>> Start Data for processing
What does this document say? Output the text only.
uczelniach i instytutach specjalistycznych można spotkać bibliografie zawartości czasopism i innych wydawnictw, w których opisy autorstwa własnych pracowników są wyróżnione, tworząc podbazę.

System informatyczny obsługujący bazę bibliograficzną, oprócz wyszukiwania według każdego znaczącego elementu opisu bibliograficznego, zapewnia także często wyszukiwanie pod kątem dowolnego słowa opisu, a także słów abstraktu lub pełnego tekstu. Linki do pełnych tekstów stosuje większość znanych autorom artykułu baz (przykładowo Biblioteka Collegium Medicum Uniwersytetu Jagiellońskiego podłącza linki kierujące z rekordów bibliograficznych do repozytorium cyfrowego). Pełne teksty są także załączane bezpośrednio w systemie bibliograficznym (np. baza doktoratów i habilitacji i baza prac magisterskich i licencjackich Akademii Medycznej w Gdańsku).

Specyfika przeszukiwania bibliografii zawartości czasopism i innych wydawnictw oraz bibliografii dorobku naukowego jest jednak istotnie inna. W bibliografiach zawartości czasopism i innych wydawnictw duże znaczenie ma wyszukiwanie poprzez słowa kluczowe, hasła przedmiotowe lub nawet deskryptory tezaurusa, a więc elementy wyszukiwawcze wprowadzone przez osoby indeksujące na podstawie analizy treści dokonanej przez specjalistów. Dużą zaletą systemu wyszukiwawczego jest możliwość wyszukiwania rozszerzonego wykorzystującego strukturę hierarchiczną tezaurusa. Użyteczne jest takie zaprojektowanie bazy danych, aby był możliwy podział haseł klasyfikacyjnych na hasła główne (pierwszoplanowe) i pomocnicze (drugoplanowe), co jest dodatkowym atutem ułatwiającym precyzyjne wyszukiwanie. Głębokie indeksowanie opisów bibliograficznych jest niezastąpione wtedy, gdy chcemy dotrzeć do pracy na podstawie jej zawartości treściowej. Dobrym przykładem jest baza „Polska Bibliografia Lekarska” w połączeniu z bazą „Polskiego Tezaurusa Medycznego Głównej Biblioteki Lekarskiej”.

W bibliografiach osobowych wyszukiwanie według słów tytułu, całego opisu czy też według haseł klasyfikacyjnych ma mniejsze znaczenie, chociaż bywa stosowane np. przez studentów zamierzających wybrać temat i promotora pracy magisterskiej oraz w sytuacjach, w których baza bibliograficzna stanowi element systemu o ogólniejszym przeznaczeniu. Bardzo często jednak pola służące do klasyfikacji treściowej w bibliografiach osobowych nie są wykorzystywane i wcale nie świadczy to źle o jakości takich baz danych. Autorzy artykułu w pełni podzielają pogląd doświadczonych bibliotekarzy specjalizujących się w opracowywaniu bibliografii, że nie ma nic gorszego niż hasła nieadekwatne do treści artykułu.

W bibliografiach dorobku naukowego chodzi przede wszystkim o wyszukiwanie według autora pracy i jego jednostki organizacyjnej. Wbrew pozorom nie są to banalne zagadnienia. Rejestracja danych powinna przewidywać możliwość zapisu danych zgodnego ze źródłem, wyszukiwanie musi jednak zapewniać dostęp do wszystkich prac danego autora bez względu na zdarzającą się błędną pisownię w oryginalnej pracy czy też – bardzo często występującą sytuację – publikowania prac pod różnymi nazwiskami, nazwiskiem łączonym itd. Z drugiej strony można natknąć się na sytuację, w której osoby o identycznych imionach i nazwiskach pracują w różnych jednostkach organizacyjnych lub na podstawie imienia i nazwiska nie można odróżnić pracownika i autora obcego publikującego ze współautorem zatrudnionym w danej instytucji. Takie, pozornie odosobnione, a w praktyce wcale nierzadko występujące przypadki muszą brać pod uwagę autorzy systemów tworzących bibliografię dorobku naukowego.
>> End Data for processing
**What to do:** Show, from the listing above, each line that contains the word "artykułu".

**Reply to the exercise:**
System informatyczny obsługujący bazę bibliograficzną, oprócz wyszukiwania według każdego znaczącego elementu opisu bibliograficznego, zapewnia także często wyszukiwanie pod kątem dowolnego słowa opisu, a także słów abstraktu lub pełnego tekstu. Linki do pełnych tekstów stosuje większość znanych autorom artykułu baz (przykładowo Biblioteka Collegium Medicum Uniwersytetu Jagiellońskiego podłącza linki kierujące z rekordów bibliograficznych do repozytorium cyfrowego). Pełne teksty są także załączane bezpośrednio w systemie bibliograficznym (np. baza doktoratów i habilitacji i baza prac magisterskich i licencjackich Akademii Medycznej w Gdańsku).
W bibliografiach osobowych wyszukiwanie według słów tytułu, całego opisu czy też według haseł klasyfikacyjnych ma mniejsze znaczenie, chociaż bywa stosowane np. przez studentów zamierzających wybrać temat i promotora pracy magisterskiej oraz w sytuacjach, w których baza bibliograficzna stanowi element systemu o ogólniejszym przeznaczeniu. Bardzo często jednak pola służące do klasyfikacji treściowej w bibliografiach osobowych nie są wykorzystywane i wcale nie świadczy to źle o jakości takich baz danych. Autorzy artykułu w pełni podzielają pogląd doświadczonych bibliotekarzy specjalizujących się w opracowywaniu bibliografii, że nie ma nic gorszego niż hasła nieadekwatne do treści artykułu.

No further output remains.